Goal: Copy out each line that has "Orpheus" in it.

==== Recorded information ====

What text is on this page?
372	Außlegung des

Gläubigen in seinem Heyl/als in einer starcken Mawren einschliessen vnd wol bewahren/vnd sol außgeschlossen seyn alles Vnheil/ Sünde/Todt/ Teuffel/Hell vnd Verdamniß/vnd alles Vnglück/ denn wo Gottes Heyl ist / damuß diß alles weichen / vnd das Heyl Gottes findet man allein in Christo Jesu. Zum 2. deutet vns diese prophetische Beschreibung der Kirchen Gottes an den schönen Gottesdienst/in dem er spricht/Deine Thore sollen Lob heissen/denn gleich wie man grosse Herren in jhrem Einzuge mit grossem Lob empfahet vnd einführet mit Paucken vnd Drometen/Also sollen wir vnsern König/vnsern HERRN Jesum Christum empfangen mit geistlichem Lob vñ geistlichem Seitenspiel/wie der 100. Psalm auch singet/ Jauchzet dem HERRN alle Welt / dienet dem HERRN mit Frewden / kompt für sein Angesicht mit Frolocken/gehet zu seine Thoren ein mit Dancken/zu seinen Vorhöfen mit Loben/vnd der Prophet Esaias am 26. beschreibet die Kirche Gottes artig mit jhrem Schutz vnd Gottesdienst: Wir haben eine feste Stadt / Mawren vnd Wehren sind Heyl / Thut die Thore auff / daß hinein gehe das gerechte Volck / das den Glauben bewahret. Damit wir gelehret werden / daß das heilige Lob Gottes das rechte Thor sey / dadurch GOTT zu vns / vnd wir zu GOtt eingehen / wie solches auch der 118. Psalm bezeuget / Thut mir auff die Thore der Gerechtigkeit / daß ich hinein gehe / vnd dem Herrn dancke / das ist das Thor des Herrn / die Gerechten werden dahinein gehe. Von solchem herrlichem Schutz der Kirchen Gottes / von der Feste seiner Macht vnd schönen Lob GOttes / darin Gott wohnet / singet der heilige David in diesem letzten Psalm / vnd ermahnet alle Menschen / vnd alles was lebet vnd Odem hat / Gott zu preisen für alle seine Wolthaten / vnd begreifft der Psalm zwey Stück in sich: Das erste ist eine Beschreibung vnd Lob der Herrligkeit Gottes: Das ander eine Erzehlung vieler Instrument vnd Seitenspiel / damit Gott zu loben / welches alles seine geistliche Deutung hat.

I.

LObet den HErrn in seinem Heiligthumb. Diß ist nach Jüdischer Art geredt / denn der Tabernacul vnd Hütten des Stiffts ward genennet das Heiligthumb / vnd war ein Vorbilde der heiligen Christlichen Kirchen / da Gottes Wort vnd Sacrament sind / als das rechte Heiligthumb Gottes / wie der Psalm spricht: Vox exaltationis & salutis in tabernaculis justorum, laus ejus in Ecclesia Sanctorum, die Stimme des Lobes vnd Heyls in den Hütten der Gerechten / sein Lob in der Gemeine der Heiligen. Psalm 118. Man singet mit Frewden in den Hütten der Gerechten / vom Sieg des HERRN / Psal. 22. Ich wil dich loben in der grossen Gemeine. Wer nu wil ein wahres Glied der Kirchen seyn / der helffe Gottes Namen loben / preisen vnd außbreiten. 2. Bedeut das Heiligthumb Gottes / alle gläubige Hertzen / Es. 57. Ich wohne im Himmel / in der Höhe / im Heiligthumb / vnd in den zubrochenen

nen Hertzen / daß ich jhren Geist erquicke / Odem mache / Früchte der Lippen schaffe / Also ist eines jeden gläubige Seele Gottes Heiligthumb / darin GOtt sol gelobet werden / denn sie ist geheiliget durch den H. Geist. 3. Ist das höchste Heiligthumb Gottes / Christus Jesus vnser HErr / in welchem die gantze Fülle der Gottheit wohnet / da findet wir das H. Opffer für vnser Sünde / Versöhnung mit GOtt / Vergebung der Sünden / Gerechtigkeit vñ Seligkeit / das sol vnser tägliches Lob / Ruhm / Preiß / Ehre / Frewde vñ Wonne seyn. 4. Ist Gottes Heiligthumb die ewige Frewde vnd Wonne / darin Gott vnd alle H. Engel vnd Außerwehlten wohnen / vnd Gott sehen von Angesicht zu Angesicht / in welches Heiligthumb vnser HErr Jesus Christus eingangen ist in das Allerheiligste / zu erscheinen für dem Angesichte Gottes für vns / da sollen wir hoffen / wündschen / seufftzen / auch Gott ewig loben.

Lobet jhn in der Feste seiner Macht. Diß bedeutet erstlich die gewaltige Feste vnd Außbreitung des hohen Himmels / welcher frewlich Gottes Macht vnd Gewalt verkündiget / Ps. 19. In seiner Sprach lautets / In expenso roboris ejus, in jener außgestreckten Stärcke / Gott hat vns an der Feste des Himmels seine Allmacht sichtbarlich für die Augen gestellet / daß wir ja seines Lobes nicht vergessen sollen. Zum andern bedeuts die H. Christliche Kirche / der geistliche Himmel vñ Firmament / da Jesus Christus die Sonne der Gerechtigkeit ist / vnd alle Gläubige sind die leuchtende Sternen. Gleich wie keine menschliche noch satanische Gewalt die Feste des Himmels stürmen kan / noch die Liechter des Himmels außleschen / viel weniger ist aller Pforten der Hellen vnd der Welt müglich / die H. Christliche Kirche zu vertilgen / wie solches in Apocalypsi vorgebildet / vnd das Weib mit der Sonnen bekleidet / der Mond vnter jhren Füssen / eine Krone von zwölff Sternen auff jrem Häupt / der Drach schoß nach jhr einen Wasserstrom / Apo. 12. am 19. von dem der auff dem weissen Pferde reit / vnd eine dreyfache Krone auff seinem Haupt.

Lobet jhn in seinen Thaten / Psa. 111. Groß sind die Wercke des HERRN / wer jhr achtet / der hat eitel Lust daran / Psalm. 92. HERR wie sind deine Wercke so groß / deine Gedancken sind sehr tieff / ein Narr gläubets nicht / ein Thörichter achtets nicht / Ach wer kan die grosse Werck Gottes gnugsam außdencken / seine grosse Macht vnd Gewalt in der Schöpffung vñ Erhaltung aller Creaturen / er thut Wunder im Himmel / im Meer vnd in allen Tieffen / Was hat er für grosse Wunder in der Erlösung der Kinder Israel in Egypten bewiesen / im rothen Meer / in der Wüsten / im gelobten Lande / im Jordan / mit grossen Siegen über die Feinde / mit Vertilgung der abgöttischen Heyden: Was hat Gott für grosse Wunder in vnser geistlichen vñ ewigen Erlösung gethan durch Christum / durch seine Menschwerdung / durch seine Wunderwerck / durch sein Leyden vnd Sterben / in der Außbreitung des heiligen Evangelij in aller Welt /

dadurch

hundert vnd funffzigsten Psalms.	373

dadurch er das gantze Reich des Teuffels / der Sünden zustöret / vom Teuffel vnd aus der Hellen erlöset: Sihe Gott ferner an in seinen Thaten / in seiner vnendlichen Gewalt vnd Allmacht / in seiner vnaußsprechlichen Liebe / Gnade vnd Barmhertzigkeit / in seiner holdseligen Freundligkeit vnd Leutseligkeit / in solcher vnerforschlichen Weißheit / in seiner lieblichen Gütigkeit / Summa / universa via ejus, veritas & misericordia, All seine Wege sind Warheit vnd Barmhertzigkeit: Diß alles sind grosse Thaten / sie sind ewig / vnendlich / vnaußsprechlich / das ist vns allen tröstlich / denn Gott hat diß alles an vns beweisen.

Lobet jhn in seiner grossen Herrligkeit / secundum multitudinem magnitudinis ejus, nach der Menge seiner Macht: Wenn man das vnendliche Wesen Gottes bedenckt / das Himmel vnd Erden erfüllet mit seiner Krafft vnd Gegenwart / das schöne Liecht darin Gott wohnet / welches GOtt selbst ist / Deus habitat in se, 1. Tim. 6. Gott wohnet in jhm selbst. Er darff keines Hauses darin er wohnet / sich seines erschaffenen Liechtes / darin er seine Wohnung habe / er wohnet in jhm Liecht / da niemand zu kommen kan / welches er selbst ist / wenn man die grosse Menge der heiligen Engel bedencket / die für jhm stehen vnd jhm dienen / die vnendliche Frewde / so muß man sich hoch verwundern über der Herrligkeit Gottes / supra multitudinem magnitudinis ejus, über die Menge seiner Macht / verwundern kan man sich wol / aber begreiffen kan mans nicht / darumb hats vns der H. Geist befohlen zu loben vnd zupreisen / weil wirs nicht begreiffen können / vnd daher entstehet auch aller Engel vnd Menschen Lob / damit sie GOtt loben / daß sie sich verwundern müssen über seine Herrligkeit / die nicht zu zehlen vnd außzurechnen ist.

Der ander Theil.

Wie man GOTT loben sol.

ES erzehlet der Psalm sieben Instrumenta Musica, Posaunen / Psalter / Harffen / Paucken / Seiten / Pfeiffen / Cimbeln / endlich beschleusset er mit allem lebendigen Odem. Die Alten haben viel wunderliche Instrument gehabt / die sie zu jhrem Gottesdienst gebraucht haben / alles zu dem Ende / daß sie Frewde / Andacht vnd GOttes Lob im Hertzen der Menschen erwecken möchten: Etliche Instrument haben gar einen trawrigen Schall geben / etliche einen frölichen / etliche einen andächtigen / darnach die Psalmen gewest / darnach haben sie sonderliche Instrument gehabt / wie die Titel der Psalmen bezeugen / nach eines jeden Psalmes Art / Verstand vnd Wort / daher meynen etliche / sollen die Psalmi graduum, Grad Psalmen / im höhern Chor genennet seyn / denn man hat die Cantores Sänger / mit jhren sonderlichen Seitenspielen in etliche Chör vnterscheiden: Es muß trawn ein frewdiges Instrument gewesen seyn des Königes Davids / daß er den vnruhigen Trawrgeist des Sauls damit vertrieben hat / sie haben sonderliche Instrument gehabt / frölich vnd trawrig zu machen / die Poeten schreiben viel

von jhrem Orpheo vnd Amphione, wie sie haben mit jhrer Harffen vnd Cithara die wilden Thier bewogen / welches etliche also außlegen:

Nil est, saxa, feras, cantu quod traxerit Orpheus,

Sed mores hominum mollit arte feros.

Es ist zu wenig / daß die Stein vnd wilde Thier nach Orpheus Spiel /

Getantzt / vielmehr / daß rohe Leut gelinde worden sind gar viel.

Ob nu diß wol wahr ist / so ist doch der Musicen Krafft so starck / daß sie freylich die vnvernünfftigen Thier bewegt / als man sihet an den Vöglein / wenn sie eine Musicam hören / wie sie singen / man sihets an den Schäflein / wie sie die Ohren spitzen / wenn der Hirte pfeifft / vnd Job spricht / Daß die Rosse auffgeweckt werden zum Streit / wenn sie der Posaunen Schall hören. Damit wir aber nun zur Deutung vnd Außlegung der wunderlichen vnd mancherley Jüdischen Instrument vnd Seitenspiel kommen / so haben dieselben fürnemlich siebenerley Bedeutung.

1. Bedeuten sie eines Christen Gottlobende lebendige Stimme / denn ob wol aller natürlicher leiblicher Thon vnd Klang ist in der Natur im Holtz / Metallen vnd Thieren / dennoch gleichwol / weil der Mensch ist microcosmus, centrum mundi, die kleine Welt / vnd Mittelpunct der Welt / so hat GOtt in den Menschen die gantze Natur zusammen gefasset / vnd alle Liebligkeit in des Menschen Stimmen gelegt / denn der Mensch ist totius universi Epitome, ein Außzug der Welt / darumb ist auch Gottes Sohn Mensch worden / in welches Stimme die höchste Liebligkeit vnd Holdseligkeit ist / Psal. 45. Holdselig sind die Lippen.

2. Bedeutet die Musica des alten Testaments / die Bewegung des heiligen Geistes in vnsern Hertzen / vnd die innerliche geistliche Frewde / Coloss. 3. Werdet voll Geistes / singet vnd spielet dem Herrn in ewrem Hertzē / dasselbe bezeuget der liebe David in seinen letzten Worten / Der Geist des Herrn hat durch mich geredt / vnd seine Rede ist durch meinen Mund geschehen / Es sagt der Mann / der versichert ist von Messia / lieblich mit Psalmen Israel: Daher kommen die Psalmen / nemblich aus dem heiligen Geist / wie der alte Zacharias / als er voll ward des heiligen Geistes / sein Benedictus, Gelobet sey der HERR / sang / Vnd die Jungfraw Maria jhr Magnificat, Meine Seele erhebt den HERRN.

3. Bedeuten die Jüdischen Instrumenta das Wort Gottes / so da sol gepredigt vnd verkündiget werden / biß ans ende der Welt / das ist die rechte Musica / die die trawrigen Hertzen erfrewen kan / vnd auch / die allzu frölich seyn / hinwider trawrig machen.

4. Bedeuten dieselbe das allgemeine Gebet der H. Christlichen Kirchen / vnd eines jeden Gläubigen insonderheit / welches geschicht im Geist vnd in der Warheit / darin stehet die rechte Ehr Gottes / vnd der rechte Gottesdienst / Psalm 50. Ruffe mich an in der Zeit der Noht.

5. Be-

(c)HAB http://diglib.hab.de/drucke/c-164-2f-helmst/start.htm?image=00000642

====

The completed task:
Nil est, saxa, feras, cantu quod traxerit Orpheus,
Es ist zu wenig / daß die Stein vnd wilde Thier nach Orpheus Spiel /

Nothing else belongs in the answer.